[Task] Reproduce every entry exactly and leave its pictures out.

[Given information]
====

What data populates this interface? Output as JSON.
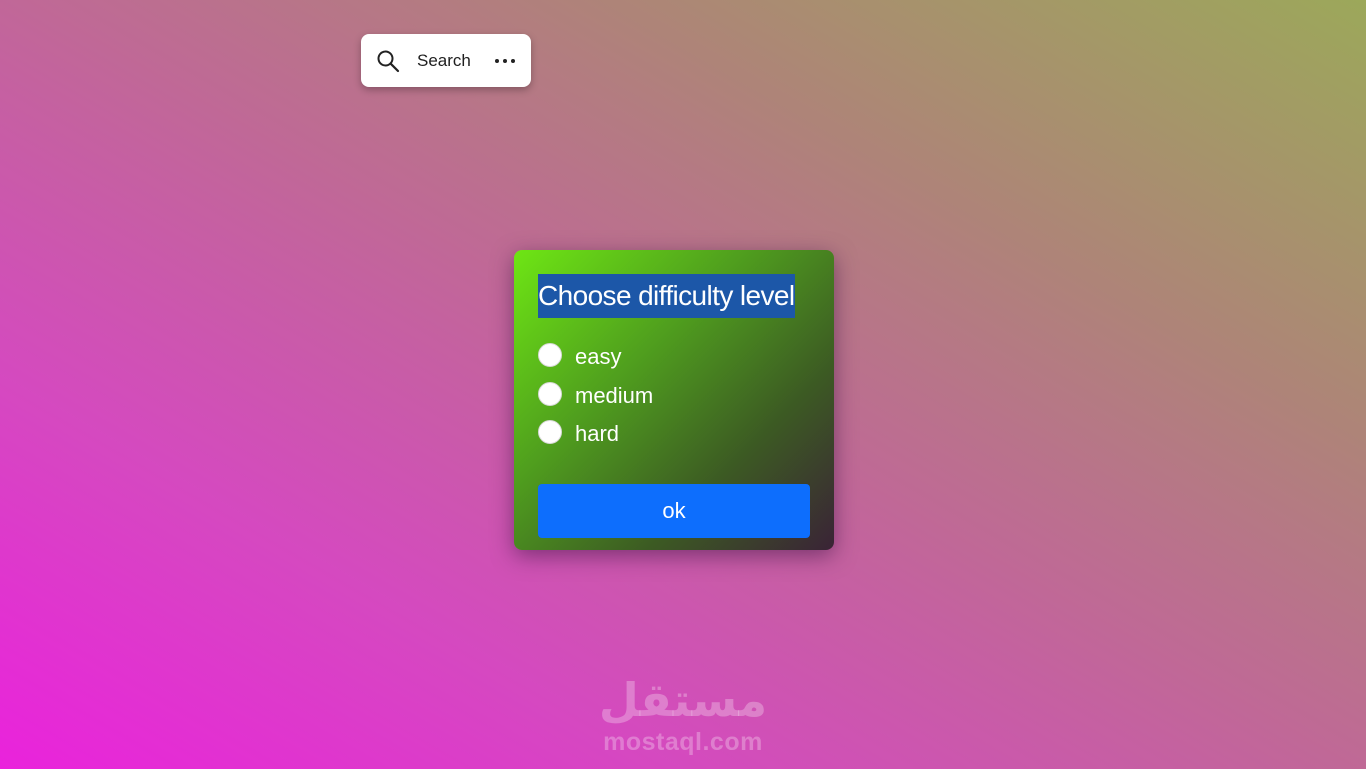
{
  "search_bar": {
    "label": "Search",
    "icon": "search-icon",
    "more_icon": "more-horizontal-icon"
  },
  "dialog": {
    "title": "Choose difficulty level",
    "options": [
      {
        "label": "easy",
        "selected": false
      },
      {
        "label": "medium",
        "selected": false
      },
      {
        "label": "hard",
        "selected": false
      }
    ],
    "ok_label": "ok"
  },
  "watermark": {
    "logo_text": "مستقل",
    "url": "mostaql.com"
  },
  "colors": {
    "background_from": "#ea22dc",
    "background_to": "#9ca85a",
    "dialog_from": "#6ee614",
    "dialog_to": "#3a2336",
    "title_highlight": "#1c57a8",
    "button": "#0d6efd"
  }
}
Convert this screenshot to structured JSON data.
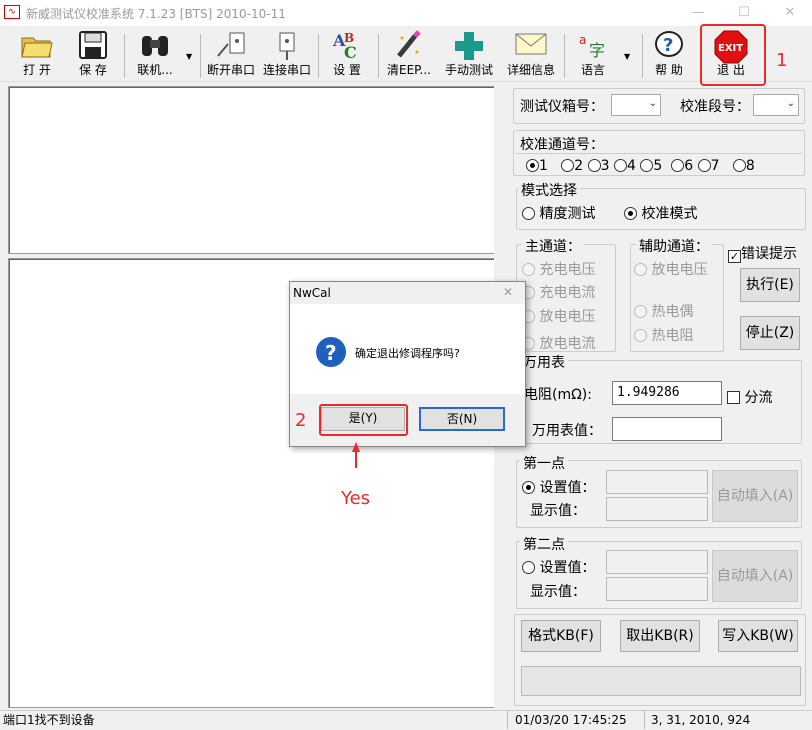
{
  "window": {
    "title": "新威测试仪校准系统 7.1.23    [BTS]  2010-10-11",
    "app_icon": "waveform-icon",
    "minimize": "—",
    "maximize": "☐",
    "close": "✕"
  },
  "toolbar": {
    "open": {
      "label": "打 开",
      "icon": "folder-icon"
    },
    "save": {
      "label": "保 存",
      "icon": "floppy-disk-icon"
    },
    "connect": {
      "label": "联机...",
      "icon": "binoculars-icon"
    },
    "disconnect_port": {
      "label": "断开串口",
      "icon": "unplug-icon"
    },
    "connect_port": {
      "label": "连接串口",
      "icon": "plug-icon"
    },
    "settings": {
      "label": "设 置",
      "icon": "abc-settings-icon"
    },
    "clear_eep": {
      "label": "清EEP...",
      "icon": "eraser-icon"
    },
    "manual_test": {
      "label": "手动测试",
      "icon": "medical-cross-icon"
    },
    "details": {
      "label": "详细信息",
      "icon": "envelope-icon"
    },
    "language": {
      "label": "语言",
      "icon": "language-icon"
    },
    "help": {
      "label": "帮 助",
      "icon": "help-icon"
    },
    "exit": {
      "label": "退 出",
      "icon": "exit-stop-icon",
      "sign": "EXIT"
    }
  },
  "annotations": {
    "step1": "1",
    "step2": "2",
    "yes_note": "Yes",
    "arrow": "▲",
    "color": "#e82a2a"
  },
  "panel": {
    "tester_box_label": "测试仪箱号：",
    "calib_segment_label": "校准段号：",
    "calib_channel_label": "校准通道号：",
    "channels": [
      "1",
      "2",
      "3",
      "4",
      "5",
      "6",
      "7",
      "8"
    ],
    "selected_channel": "1",
    "mode_group": "模式选择",
    "mode_precision": "精度测试",
    "mode_calibration": "校准模式",
    "main_channel": "主通道：",
    "aux_channel": "辅助通道：",
    "error_prompt": "错误提示",
    "main_options": [
      "充电电压",
      "充电电流",
      "放电电压",
      "放电电流"
    ],
    "aux_options": [
      "放电电压",
      "热电偶",
      "热电阻"
    ],
    "execute": "执行(E)",
    "stop": "停止(Z)",
    "multimeter_group": "万用表",
    "resistance_label": "电阻(mΩ):",
    "resistance_value": "1.949286",
    "shunt": "分流",
    "multimeter_value_label": "万用表值：",
    "point1_group": "第一点",
    "point2_group": "第二点",
    "set_value": "设置值：",
    "display_value": "显示值：",
    "auto_fill": "自动填入(A)",
    "format_kb": "格式KB(F)",
    "fetch_kb": "取出KB(R)",
    "write_kb": "写入KB(W)"
  },
  "dialog": {
    "title": "NwCal",
    "close": "✕",
    "message": "确定退出修调程序吗?",
    "yes": "是(Y)",
    "no": "否(N)",
    "icon": "question-icon"
  },
  "status": {
    "port": "端口1找不到设备",
    "datetime": "01/03/20 17:45:25",
    "info": "3, 31, 2010, 924"
  }
}
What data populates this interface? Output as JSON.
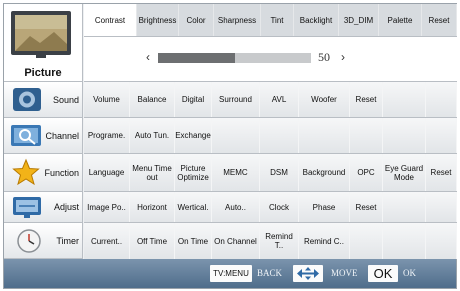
{
  "categories": {
    "picture": "Picture",
    "sound": "Sound",
    "channel": "Channel",
    "function": "Function",
    "adjust": "Adjust",
    "timer": "Timer"
  },
  "tabs": [
    "Contrast",
    "Brightness",
    "Color",
    "Sharpness",
    "Tint",
    "Backlight",
    "3D_DIM",
    "Palette",
    "Reset"
  ],
  "slider": {
    "left": "‹",
    "right": "›",
    "value": "50",
    "level": 0.5
  },
  "rows": {
    "sound": [
      "Volume",
      "Balance",
      "Digital",
      "Surround",
      "AVL",
      "Woofer",
      "Reset",
      "",
      ""
    ],
    "channel": [
      "Programe.",
      "Auto Tun.",
      "Exchange",
      "",
      "",
      "",
      "",
      "",
      ""
    ],
    "function": [
      "Language",
      "Menu Time out",
      "Picture Optimize",
      "MEMC",
      "DSM",
      "Background",
      "OPC",
      "Eye Guard Mode",
      "Reset"
    ],
    "adjust": [
      "Image Po..",
      "Horizont",
      "Wertical.",
      "Auto..",
      "Clock",
      "Phase",
      "Reset",
      "",
      ""
    ],
    "timer": [
      "Current..",
      "Off Time",
      "On Time",
      "On Channel",
      "Remind T..",
      "Remind C..",
      "",
      "",
      ""
    ]
  },
  "bottom": {
    "tvmenu_key": "TV:MENU",
    "back_label": "BACK",
    "move_label": "MOVE",
    "ok_key": "OK",
    "ok_label": "OK"
  },
  "colors": {
    "bottom_bar": "#5d7a97",
    "slider_fill": "#6d6f71",
    "slider_track": "#c8cacc"
  }
}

====

[Answer]
What data populates this interface? Output as JSON.
{
  "search_bar": {
    "label": "Search",
    "icon": "search-icon",
    "more_icon": "more-horizontal-icon"
  },
  "dialog": {
    "title": "Choose difficulty level",
    "options": [
      {
        "label": "easy",
        "selected": false
      },
      {
        "label": "medium",
        "selected": false
      },
      {
        "label": "hard",
        "selected": false
      }
    ],
    "ok_label": "ok"
  },
  "watermark": {
    "logo_text": "مستقل",
    "url": "mostaql.com"
  },
  "colors": {
    "background_from": "#ea22dc",
    "background_to": "#9ca85a",
    "dialog_from": "#6ee614",
    "dialog_to": "#3a2336",
    "title_highlight": "#1c57a8",
    "button": "#0d6efd"
  }
}
Convert this screenshot to structured JSON data.
{
  "window": {
    "title": "新威测试仪校准系统 7.1.23    [BTS]  2010-10-11",
    "app_icon": "waveform-icon",
    "minimize": "—",
    "maximize": "☐",
    "close": "✕"
  },
  "toolbar": {
    "open": {
      "label": "打 开",
      "icon": "folder-icon"
    },
    "save": {
      "label": "保 存",
      "icon": "floppy-disk-icon"
    },
    "connect": {
      "label": "联机...",
      "icon": "binoculars-icon"
    },
    "disconnect_port": {
      "label": "断开串口",
      "icon": "unplug-icon"
    },
    "connect_port": {
      "label": "连接串口",
      "icon": "plug-icon"
    },
    "settings": {
      "label": "设 置",
      "icon": "abc-settings-icon"
    },
    "clear_eep": {
      "label": "清EEP...",
      "icon": "eraser-icon"
    },
    "manual_test": {
      "label": "手动测试",
      "icon": "medical-cross-icon"
    },
    "details": {
      "label": "详细信息",
      "icon": "envelope-icon"
    },
    "language": {
      "label": "语言",
      "icon": "language-icon"
    },
    "help": {
      "label": "帮 助",
      "icon": "help-icon"
    },
    "exit": {
      "label": "退 出",
      "icon": "exit-stop-icon",
      "sign": "EXIT"
    }
  },
  "annotations": {
    "step1": "1",
    "step2": "2",
    "yes_note": "Yes",
    "arrow": "▲",
    "color": "#e82a2a"
  },
  "panel": {
    "tester_box_label": "测试仪箱号：",
    "calib_segment_label": "校准段号：",
    "calib_channel_label": "校准通道号：",
    "channels": [
      "1",
      "2",
      "3",
      "4",
      "5",
      "6",
      "7",
      "8"
    ],
    "selected_channel": "1",
    "mode_group": "模式选择",
    "mode_precision": "精度测试",
    "mode_calibration": "校准模式",
    "main_channel": "主通道：",
    "aux_channel": "辅助通道：",
    "error_prompt": "错误提示",
    "main_options": [
      "充电电压",
      "充电电流",
      "放电电压",
      "放电电流"
    ],
    "aux_options": [
      "放电电压",
      "热电偶",
      "热电阻"
    ],
    "execute": "执行(E)",
    "stop": "停止(Z)",
    "multimeter_group": "万用表",
    "resistance_label": "电阻(mΩ):",
    "resistance_value": "1.949286",
    "shunt": "分流",
    "multimeter_value_label": "万用表值：",
    "point1_group": "第一点",
    "point2_group": "第二点",
    "set_value": "设置值：",
    "display_value": "显示值：",
    "auto_fill": "自动填入(A)",
    "format_kb": "格式KB(F)",
    "fetch_kb": "取出KB(R)",
    "write_kb": "写入KB(W)"
  },
  "dialog": {
    "title": "NwCal",
    "close": "✕",
    "message": "确定退出修调程序吗?",
    "yes": "是(Y)",
    "no": "否(N)",
    "icon": "question-icon"
  },
  "status": {
    "port": "端口1找不到设备",
    "datetime": "01/03/20 17:45:25",
    "info": "3, 31, 2010, 924"
  }
}
What data populates this interface? Output as JSON.
{
  "categories": {
    "picture": "Picture",
    "sound": "Sound",
    "channel": "Channel",
    "function": "Function",
    "adjust": "Adjust",
    "timer": "Timer"
  },
  "tabs": [
    "Contrast",
    "Brightness",
    "Color",
    "Sharpness",
    "Tint",
    "Backlight",
    "3D_DIM",
    "Palette",
    "Reset"
  ],
  "slider": {
    "left": "‹",
    "right": "›",
    "value": "50",
    "level": 0.5
  },
  "rows": {
    "sound": [
      "Volume",
      "Balance",
      "Digital",
      "Surround",
      "AVL",
      "Woofer",
      "Reset",
      "",
      ""
    ],
    "channel": [
      "Programe.",
      "Auto Tun.",
      "Exchange",
      "",
      "",
      "",
      "",
      "",
      ""
    ],
    "function": [
      "Language",
      "Menu Time out",
      "Picture Optimize",
      "MEMC",
      "DSM",
      "Background",
      "OPC",
      "Eye Guard Mode",
      "Reset"
    ],
    "adjust": [
      "Image Po..",
      "Horizont",
      "Wertical.",
      "Auto..",
      "Clock",
      "Phase",
      "Reset",
      "",
      ""
    ],
    "timer": [
      "Current..",
      "Off Time",
      "On Time",
      "On Channel",
      "Remind T..",
      "Remind C..",
      "",
      "",
      ""
    ]
  },
  "bottom": {
    "tvmenu_key": "TV:MENU",
    "back_label": "BACK",
    "move_label": "MOVE",
    "ok_key": "OK",
    "ok_label": "OK"
  },
  "colors": {
    "bottom_bar": "#5d7a97",
    "slider_fill": "#6d6f71",
    "slider_track": "#c8cacc"
  }
}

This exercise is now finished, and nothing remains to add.